Data entries
━━━

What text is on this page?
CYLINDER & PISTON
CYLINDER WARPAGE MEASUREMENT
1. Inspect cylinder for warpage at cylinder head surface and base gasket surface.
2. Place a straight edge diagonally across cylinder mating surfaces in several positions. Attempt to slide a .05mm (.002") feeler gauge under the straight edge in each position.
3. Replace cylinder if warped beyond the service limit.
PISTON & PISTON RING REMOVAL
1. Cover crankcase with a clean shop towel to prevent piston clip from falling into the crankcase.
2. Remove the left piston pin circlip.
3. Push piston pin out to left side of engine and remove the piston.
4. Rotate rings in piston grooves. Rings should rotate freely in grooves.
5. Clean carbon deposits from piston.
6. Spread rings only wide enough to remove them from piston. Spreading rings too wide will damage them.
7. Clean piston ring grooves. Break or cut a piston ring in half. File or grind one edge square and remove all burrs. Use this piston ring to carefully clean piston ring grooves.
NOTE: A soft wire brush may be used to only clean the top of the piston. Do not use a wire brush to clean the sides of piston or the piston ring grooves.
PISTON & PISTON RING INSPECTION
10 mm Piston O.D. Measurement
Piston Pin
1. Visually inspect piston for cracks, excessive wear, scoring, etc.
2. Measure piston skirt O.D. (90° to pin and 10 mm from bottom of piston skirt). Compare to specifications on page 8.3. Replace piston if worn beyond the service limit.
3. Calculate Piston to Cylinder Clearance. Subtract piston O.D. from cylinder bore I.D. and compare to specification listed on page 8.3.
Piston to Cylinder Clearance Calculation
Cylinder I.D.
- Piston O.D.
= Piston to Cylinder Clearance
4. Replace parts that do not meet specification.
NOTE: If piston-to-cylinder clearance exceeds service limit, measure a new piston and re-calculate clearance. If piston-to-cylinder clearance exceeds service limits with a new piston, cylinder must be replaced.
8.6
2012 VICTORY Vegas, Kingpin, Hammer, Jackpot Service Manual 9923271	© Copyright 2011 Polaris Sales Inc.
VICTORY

━━━

● REQUIREMENT: Output the records verbatim, from the first line to the last.

● REPLY TO THE TASK:
What text is on this page?
CYLINDER & PISTON
CYLINDER WARPAGE MEASUREMENT
1. Inspect cylinder for warpage at cylinder head surface and base gasket surface.
2. Place a straight edge diagonally across cylinder mating surfaces in several positions. Attempt to slide a .05mm (.002") feeler gauge under the straight edge in each position.
3. Replace cylinder if warped beyond the service limit.
PISTON & PISTON RING REMOVAL
1. Cover crankcase with a clean shop towel to prevent piston clip from falling into the crankcase.
2. Remove the left piston pin circlip.
3. Push piston pin out to left side of engine and remove the piston.
4. Rotate rings in piston grooves. Rings should rotate freely in grooves.
5. Clean carbon deposits from piston.
6. Spread rings only wide enough to remove them from piston. Spreading rings too wide will damage them.
7. Clean piston ring grooves. Break or cut a piston ring in half. File or grind one edge square and remove all burrs. Use this piston ring to carefully clean piston ring grooves.
NOTE: A soft wire brush may be used to only clean the top of the piston. Do not use a wire brush to clean the sides of piston or the piston ring grooves.
PISTON & PISTON RING INSPECTION
10 mm Piston O.D. Measurement
Piston Pin
1. Visually inspect piston for cracks, excessive wear, scoring, etc.
2. Measure piston skirt O.D. (90° to pin and 10 mm from bottom of piston skirt). Compare to specifications on page 8.3. Replace piston if worn beyond the service limit.
3. Calculate Piston to Cylinder Clearance. Subtract piston O.D. from cylinder bore I.D. and compare to specification listed on page 8.3.
Piston to Cylinder Clearance Calculation
Cylinder I.D.
- Piston O.D.
= Piston to Cylinder Clearance
4. Replace parts that do not meet specification.
NOTE: If piston-to-cylinder clearance exceeds service limit, measure a new piston and re-calculate clearance. If piston-to-cylinder clearance exceeds service limits with a new piston, cylinder must be replaced.
8.6
2012 VICTORY Vegas, Kingpin, Hammer, Jackpot Service Manual 9923271	© Copyright 2011 Polaris Sales Inc.
VICTORY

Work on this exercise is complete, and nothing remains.